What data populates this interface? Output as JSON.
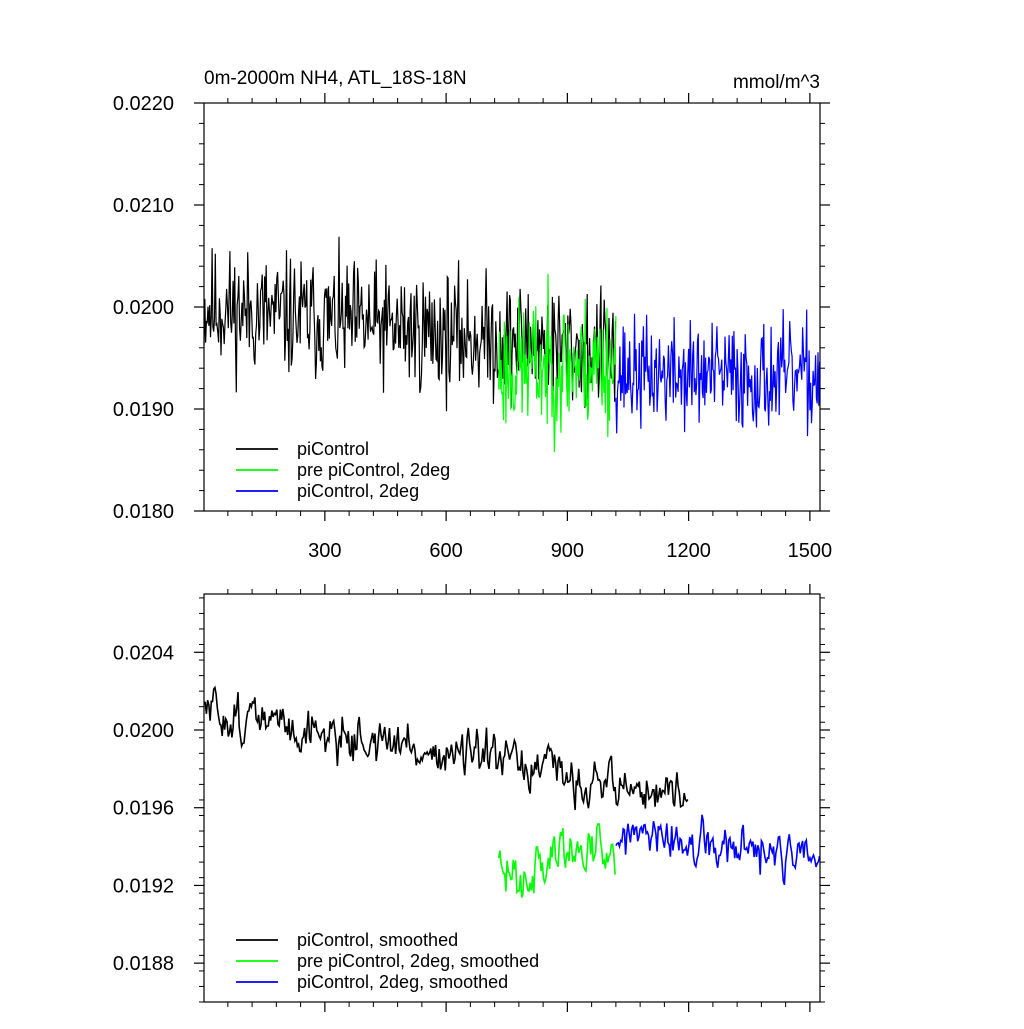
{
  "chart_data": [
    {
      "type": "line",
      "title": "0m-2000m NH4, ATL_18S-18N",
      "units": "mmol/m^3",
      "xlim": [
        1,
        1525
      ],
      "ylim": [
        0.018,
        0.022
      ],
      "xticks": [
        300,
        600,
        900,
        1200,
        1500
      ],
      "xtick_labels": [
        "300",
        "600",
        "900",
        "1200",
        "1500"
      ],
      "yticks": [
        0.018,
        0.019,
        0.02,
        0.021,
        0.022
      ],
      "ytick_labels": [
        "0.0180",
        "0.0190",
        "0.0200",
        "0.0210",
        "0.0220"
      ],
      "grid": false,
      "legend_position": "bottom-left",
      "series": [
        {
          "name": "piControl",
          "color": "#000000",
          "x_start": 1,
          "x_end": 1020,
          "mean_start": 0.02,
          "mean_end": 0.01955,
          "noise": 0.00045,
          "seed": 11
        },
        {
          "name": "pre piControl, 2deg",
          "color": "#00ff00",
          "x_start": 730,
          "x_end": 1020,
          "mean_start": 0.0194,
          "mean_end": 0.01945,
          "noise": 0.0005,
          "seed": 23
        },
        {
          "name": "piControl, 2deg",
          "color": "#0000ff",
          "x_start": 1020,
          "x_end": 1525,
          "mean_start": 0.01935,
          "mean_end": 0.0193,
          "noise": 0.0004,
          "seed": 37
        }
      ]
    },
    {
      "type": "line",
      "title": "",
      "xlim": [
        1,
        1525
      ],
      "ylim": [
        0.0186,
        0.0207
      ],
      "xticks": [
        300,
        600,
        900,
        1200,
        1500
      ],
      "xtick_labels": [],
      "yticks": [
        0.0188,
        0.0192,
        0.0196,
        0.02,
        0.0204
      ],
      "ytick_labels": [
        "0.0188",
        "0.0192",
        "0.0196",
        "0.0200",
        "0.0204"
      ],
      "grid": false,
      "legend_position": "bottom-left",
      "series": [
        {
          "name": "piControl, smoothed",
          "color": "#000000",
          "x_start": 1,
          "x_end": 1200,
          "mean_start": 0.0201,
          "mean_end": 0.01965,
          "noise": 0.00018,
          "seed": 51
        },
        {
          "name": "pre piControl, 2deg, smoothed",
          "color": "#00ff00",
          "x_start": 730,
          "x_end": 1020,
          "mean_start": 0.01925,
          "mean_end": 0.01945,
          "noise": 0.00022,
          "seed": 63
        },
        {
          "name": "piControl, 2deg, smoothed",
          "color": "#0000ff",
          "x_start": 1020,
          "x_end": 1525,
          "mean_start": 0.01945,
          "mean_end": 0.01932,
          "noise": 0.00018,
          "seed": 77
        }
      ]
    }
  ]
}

--*--

* _Exercise details_
Exclude the pictures, and transcribe all of the material exactly.

* _The answer_
What data populates this interface? Output as JSON.
{
  "chart_data": [
    {
      "type": "line",
      "title": "0m-2000m NH4, ATL_18S-18N",
      "units": "mmol/m^3",
      "xlim": [
        1,
        1525
      ],
      "ylim": [
        0.018,
        0.022
      ],
      "xticks": [
        300,
        600,
        900,
        1200,
        1500
      ],
      "xtick_labels": [
        "300",
        "600",
        "900",
        "1200",
        "1500"
      ],
      "yticks": [
        0.018,
        0.019,
        0.02,
        0.021,
        0.022
      ],
      "ytick_labels": [
        "0.0180",
        "0.0190",
        "0.0200",
        "0.0210",
        "0.0220"
      ],
      "grid": false,
      "legend_position": "bottom-left",
      "series": [
        {
          "name": "piControl",
          "color": "#000000",
          "x_start": 1,
          "x_end": 1020,
          "mean_start": 0.02,
          "mean_end": 0.01955,
          "noise": 0.00045,
          "seed": 11
        },
        {
          "name": "pre piControl, 2deg",
          "color": "#00ff00",
          "x_start": 730,
          "x_end": 1020,
          "mean_start": 0.0194,
          "mean_end": 0.01945,
          "noise": 0.0005,
          "seed": 23
        },
        {
          "name": "piControl, 2deg",
          "color": "#0000ff",
          "x_start": 1020,
          "x_end": 1525,
          "mean_start": 0.01935,
          "mean_end": 0.0193,
          "noise": 0.0004,
          "seed": 37
        }
      ]
    },
    {
      "type": "line",
      "title": "",
      "xlim": [
        1,
        1525
      ],
      "ylim": [
        0.0186,
        0.0207
      ],
      "xticks": [
        300,
        600,
        900,
        1200,
        1500
      ],
      "xtick_labels": [],
      "yticks": [
        0.0188,
        0.0192,
        0.0196,
        0.02,
        0.0204
      ],
      "ytick_labels": [
        "0.0188",
        "0.0192",
        "0.0196",
        "0.0200",
        "0.0204"
      ],
      "grid": false,
      "legend_position": "bottom-left",
      "series": [
        {
          "name": "piControl, smoothed",
          "color": "#000000",
          "x_start": 1,
          "x_end": 1200,
          "mean_start": 0.0201,
          "mean_end": 0.01965,
          "noise": 0.00018,
          "seed": 51
        },
        {
          "name": "pre piControl, 2deg, smoothed",
          "color": "#00ff00",
          "x_start": 730,
          "x_end": 1020,
          "mean_start": 0.01925,
          "mean_end": 0.01945,
          "noise": 0.00022,
          "seed": 63
        },
        {
          "name": "piControl, 2deg, smoothed",
          "color": "#0000ff",
          "x_start": 1020,
          "x_end": 1525,
          "mean_start": 0.01945,
          "mean_end": 0.01932,
          "noise": 0.00018,
          "seed": 77
        }
      ]
    }
  ]
}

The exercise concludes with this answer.